■ **EXERCISE AIM**: Report how many lines of the following entries include the string "Graph"; respond with the number alone.

■ **MATERIAL SUPPLIED**:
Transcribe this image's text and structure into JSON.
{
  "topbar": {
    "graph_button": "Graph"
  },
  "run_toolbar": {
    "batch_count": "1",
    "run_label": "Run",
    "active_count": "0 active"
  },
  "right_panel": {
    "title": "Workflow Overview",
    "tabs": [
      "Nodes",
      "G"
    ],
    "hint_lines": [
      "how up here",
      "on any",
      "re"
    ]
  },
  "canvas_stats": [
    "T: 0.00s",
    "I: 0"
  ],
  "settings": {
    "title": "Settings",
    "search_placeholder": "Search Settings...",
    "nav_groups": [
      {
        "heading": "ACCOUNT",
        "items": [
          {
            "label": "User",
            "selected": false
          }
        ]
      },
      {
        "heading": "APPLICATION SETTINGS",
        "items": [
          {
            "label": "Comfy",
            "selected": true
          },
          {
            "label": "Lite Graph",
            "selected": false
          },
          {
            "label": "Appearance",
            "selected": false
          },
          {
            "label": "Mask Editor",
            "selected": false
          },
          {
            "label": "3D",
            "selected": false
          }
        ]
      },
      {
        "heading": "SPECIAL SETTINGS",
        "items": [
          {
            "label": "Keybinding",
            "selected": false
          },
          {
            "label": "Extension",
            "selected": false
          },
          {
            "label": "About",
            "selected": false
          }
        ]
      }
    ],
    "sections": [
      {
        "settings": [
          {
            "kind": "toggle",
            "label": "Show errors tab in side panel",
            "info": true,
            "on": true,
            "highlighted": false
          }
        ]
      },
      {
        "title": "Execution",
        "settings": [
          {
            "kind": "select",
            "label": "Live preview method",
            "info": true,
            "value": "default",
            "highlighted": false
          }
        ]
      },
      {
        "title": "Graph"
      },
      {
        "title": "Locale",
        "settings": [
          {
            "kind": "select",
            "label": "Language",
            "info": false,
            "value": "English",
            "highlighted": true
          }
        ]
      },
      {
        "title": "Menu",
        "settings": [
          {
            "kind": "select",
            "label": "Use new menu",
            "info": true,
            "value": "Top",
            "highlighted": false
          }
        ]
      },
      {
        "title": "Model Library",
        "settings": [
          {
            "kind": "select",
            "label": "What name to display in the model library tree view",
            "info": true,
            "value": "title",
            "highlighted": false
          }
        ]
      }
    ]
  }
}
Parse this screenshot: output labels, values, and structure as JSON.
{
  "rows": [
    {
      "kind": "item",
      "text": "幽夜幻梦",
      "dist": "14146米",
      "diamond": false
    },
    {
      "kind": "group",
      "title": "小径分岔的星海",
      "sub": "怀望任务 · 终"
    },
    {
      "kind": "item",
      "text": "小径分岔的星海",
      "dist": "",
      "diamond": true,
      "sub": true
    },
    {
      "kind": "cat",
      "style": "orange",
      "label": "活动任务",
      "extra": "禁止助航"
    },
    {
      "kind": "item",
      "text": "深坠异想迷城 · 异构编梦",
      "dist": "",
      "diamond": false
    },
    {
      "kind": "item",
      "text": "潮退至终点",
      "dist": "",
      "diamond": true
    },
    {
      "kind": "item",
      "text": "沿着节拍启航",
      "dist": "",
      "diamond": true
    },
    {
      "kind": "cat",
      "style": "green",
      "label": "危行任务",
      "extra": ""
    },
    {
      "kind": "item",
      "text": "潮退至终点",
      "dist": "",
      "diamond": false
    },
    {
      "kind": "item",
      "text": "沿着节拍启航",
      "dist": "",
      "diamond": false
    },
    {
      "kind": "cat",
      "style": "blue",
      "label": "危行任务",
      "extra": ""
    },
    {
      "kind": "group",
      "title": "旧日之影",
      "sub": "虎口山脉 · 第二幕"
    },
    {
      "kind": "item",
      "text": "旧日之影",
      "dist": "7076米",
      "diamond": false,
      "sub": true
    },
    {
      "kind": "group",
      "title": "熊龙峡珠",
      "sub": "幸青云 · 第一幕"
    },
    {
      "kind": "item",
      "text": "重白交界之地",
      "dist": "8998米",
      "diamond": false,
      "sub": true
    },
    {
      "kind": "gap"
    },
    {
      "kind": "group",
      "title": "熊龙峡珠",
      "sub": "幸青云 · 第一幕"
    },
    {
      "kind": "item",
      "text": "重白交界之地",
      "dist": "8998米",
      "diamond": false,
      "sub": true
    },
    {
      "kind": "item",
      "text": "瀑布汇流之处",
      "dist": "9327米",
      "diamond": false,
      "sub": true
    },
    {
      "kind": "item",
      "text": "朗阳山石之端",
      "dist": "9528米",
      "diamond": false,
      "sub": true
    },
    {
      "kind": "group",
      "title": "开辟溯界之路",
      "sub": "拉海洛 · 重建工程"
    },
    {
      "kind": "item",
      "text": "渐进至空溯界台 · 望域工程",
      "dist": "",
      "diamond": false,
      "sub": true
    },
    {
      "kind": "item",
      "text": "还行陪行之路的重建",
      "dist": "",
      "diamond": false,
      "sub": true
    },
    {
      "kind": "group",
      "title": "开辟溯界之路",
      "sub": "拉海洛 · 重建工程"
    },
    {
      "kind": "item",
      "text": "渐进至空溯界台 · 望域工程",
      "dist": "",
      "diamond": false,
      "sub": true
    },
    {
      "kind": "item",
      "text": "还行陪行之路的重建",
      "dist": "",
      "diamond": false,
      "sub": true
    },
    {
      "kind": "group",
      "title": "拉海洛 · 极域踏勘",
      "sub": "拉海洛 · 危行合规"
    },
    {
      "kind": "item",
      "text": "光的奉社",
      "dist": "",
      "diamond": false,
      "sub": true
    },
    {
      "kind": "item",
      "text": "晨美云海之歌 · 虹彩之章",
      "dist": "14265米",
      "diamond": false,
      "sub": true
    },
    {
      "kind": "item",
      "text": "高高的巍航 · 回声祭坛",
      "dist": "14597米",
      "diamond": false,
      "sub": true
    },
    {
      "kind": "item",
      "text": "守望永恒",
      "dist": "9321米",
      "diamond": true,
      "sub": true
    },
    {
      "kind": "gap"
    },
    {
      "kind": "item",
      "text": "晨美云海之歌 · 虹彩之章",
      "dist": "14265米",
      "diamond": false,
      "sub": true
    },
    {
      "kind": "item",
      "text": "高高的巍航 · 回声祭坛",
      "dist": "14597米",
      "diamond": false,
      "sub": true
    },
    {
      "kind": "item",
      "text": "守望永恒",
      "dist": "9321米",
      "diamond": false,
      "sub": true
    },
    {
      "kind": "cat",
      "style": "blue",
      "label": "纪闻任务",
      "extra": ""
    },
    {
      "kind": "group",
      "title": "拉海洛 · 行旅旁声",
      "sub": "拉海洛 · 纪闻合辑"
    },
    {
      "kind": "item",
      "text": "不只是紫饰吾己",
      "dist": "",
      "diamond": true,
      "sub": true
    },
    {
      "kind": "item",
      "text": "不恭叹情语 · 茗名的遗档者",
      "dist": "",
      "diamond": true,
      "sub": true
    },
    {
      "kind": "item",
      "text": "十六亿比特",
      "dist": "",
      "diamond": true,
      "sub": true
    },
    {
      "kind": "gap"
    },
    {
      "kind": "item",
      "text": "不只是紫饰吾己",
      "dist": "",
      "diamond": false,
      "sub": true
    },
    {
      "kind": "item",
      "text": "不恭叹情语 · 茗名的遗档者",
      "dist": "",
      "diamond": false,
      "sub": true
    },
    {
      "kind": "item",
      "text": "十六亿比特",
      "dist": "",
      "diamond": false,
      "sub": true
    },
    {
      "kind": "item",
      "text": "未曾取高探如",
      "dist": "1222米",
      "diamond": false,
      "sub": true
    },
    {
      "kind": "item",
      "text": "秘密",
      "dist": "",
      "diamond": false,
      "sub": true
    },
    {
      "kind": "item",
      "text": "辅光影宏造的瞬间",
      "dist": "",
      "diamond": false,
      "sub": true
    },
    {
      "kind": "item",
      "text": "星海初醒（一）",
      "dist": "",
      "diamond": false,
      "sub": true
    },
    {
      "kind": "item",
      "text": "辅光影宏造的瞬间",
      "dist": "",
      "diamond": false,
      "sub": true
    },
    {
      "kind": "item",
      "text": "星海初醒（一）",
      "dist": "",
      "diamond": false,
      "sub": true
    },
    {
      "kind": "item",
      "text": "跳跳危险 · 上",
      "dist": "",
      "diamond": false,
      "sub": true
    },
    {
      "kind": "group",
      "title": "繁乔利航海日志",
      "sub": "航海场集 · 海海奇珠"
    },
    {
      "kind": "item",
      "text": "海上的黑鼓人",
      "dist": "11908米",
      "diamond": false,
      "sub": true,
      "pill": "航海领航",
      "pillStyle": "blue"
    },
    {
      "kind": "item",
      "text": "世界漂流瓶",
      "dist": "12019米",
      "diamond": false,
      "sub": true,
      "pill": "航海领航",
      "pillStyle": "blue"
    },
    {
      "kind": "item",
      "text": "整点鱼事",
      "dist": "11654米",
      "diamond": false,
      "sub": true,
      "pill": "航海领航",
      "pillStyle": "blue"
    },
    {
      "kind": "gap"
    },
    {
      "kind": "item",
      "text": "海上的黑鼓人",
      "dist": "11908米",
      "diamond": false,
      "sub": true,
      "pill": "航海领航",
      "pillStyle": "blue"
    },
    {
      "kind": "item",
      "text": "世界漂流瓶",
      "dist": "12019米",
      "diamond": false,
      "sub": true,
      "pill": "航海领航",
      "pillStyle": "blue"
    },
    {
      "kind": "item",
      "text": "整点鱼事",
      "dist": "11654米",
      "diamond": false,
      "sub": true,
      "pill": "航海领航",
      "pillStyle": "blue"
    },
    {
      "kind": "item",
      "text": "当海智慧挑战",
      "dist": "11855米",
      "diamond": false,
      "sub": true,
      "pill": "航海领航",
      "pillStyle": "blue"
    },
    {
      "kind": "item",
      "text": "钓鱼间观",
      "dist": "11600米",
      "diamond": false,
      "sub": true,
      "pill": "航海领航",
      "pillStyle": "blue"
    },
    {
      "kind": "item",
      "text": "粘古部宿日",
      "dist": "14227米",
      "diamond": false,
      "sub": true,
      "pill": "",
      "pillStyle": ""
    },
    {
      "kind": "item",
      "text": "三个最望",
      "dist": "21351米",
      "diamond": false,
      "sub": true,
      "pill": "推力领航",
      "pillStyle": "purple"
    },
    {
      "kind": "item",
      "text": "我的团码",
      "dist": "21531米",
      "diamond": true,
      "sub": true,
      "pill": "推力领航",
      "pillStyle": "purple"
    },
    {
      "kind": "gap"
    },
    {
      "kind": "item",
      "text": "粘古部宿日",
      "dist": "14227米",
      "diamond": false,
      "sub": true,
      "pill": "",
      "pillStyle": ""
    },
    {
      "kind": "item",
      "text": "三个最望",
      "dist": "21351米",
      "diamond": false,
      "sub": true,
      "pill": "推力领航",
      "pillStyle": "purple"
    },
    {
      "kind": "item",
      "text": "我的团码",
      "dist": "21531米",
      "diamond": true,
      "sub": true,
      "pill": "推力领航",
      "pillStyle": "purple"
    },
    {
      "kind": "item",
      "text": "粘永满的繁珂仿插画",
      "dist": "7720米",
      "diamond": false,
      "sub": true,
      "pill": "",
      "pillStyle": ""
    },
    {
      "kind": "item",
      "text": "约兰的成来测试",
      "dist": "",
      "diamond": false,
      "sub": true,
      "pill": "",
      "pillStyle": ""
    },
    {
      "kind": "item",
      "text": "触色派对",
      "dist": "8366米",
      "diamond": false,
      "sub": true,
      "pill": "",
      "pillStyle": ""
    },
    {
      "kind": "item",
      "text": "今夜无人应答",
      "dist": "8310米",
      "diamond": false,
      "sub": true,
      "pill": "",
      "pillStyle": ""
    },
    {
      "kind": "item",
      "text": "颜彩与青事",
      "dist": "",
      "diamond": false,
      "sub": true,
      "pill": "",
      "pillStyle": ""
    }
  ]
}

■ **RESPONSE**: 3